══ Data in this exercise ══
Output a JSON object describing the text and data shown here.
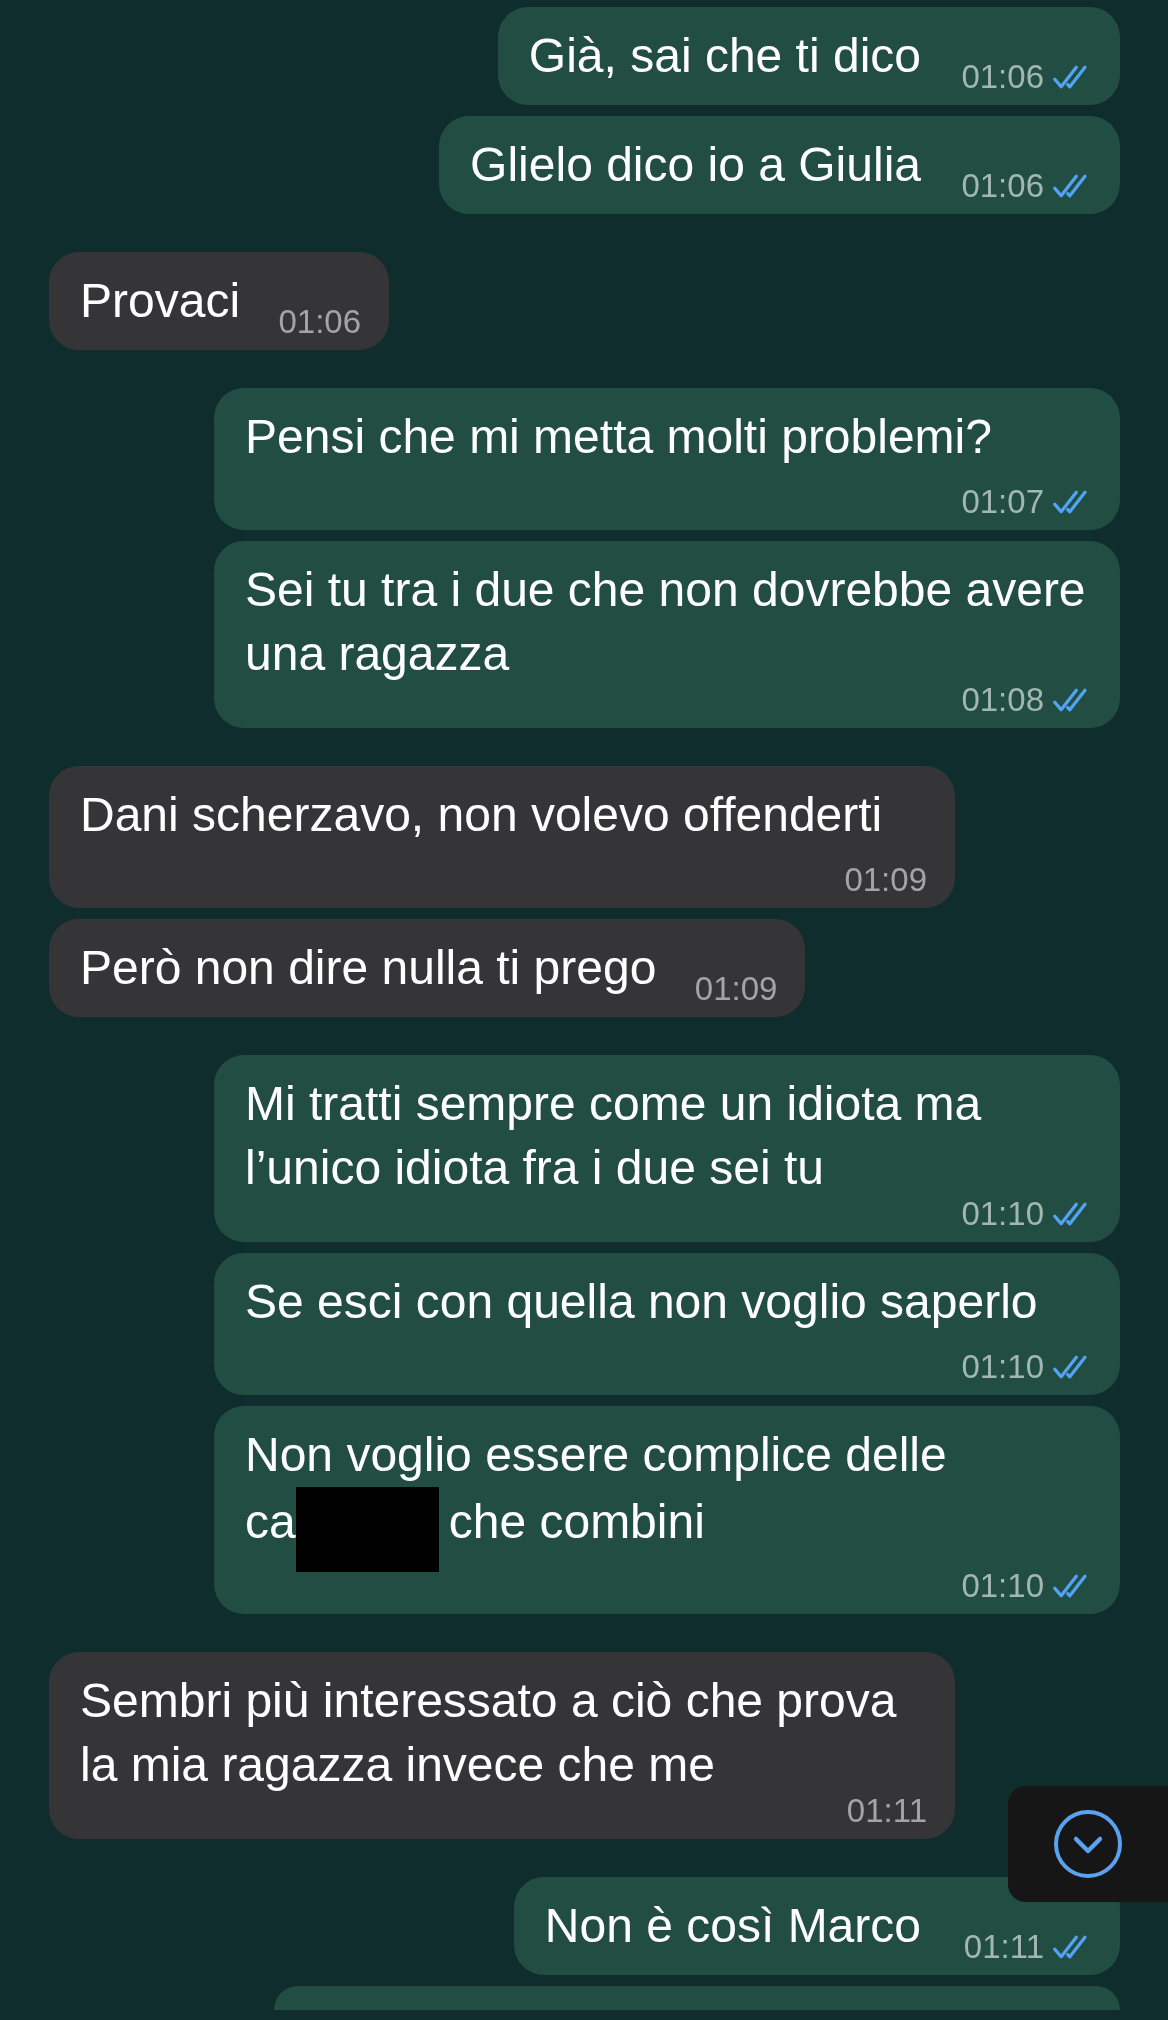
{
  "messages": [
    {
      "outgoing": true,
      "kind": "text",
      "text": "Già, sai che ti dico",
      "time": "01:06",
      "read": true
    },
    {
      "outgoing": true,
      "kind": "text",
      "text": "Glielo dico io a Giulia",
      "time": "01:06",
      "read": true
    },
    {
      "outgoing": false,
      "kind": "text",
      "text": "Provaci",
      "time": "01:06"
    },
    {
      "outgoing": true,
      "kind": "text",
      "text": "Pensi che mi metta molti problemi?",
      "time": "01:07",
      "read": true
    },
    {
      "outgoing": true,
      "kind": "text",
      "text": "Sei tu tra i due che non dovrebbe avere una ragazza",
      "time": "01:08",
      "read": true
    },
    {
      "outgoing": false,
      "kind": "text",
      "text": "Dani scherzavo, non volevo offenderti",
      "time": "01:09"
    },
    {
      "outgoing": false,
      "kind": "text",
      "text": "Però non dire nulla ti prego",
      "time": "01:09"
    },
    {
      "outgoing": true,
      "kind": "text",
      "text": "Mi tratti sempre come un idiota ma l’unico idiota fra i due sei tu",
      "time": "01:10",
      "read": true
    },
    {
      "outgoing": true,
      "kind": "text",
      "text": "Se esci con quella non voglio saperlo",
      "time": "01:10",
      "read": true
    },
    {
      "outgoing": true,
      "kind": "redacted",
      "text_before": "Non voglio essere complice delle",
      "text_partial": "ca",
      "text_after": "che combini",
      "time": "01:10",
      "read": true
    },
    {
      "outgoing": false,
      "kind": "text",
      "text": "Sembri più interessato a ciò che prova la mia ragazza invece che me",
      "time": "01:11"
    },
    {
      "outgoing": true,
      "kind": "text",
      "text": "Non è così Marco",
      "time": "01:11",
      "read": true
    },
    {
      "outgoing": true,
      "kind": "cut-off"
    }
  ],
  "scroll_down_button": {
    "visible": true
  }
}
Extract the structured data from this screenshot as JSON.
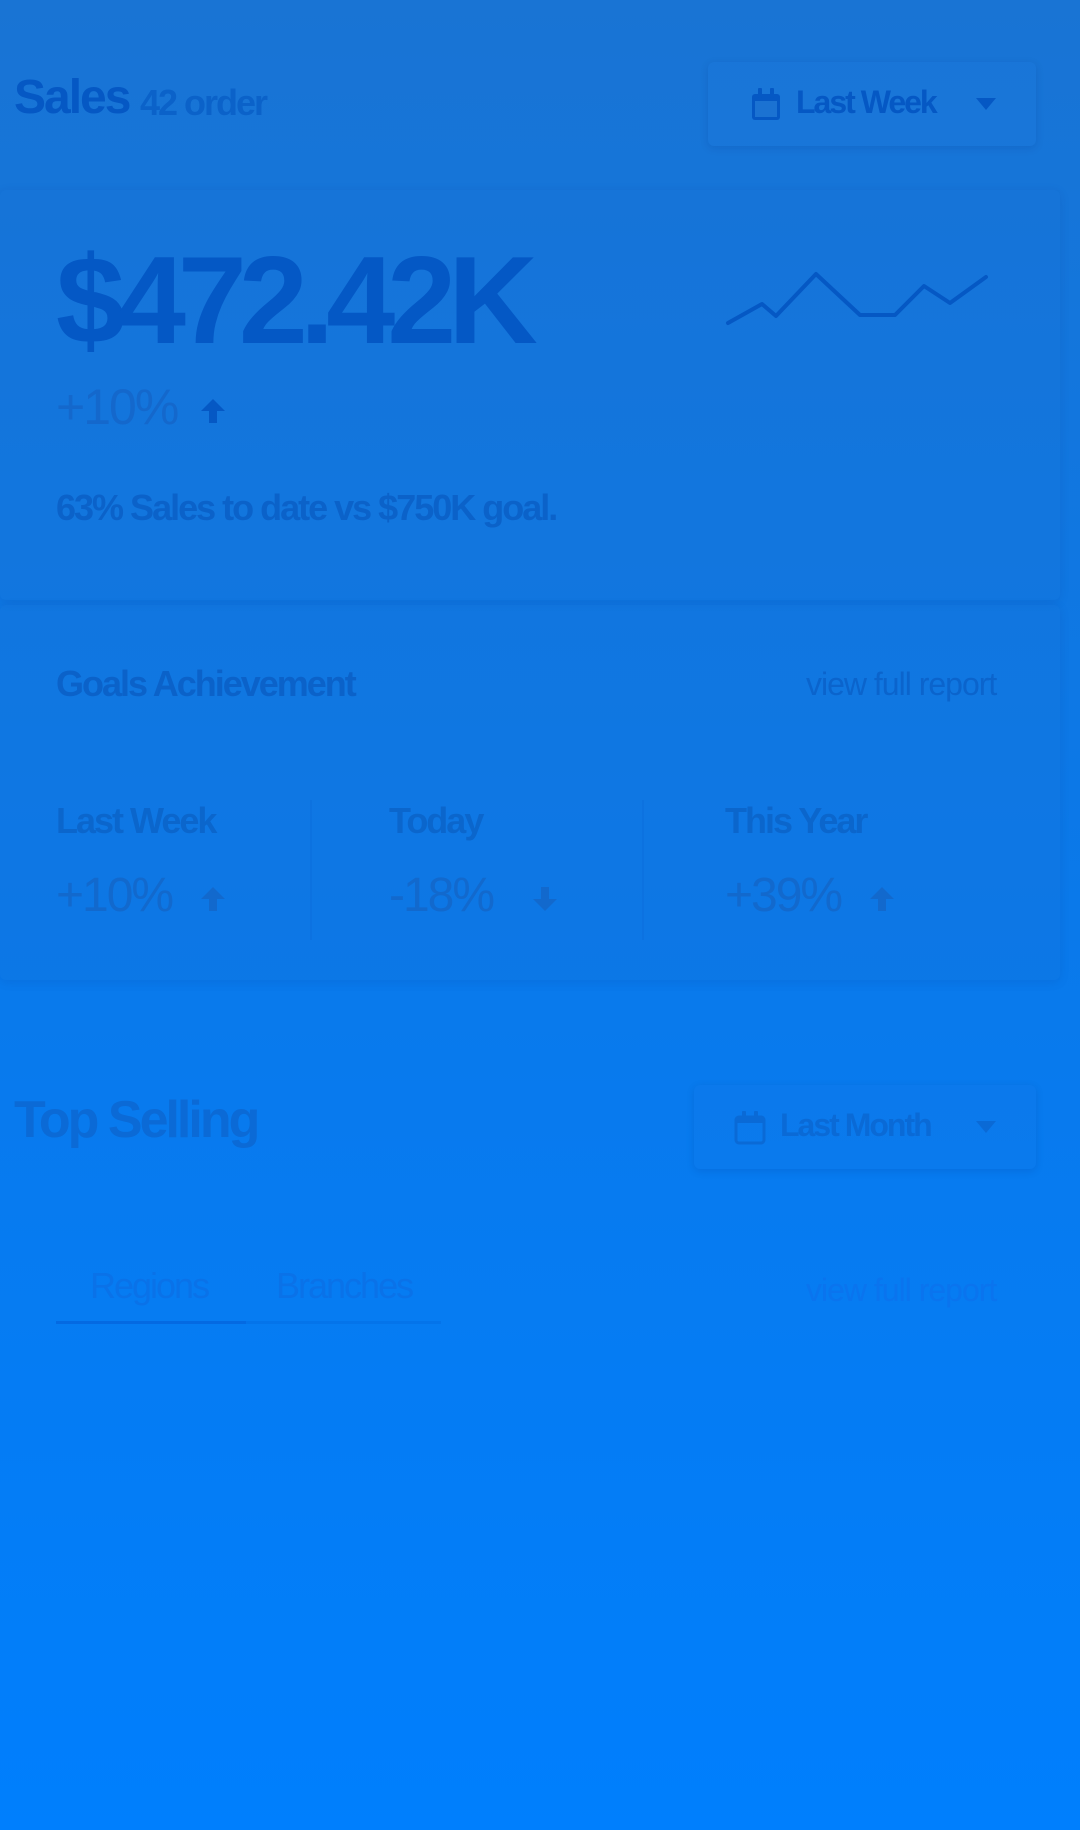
{
  "header": {
    "title": "Sales",
    "subtitle": "42 order",
    "period_dropdown": {
      "label": "Last Week",
      "icon": "calendar-icon"
    }
  },
  "summary": {
    "amount": "$472.42K",
    "change": "+10%",
    "change_direction": "up",
    "goal_text": "63% Sales to date vs $750K goal."
  },
  "goals": {
    "title": "Goals Achievement",
    "link": "view full report",
    "stats": [
      {
        "label": "Last Week",
        "value": "+10%",
        "direction": "up"
      },
      {
        "label": "Today",
        "value": "-18%",
        "direction": "down"
      },
      {
        "label": "This Year",
        "value": "+39%",
        "direction": "up"
      }
    ]
  },
  "top_selling": {
    "title": "Top Selling",
    "period_dropdown": {
      "label": "Last Month",
      "icon": "calendar-icon"
    },
    "tabs": [
      "Regions",
      "Branches"
    ],
    "active_tab": "Regions",
    "link": "view full report"
  },
  "colors": {
    "background_top": "#1974d4",
    "background_bottom": "#007ffd",
    "text_primary": "#0558c4"
  }
}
═══
Read the entries and pick out all lines that include the word "dico".

      "text": "Già, sai che ti dico",
      "text": "Glielo dico io a Giulia",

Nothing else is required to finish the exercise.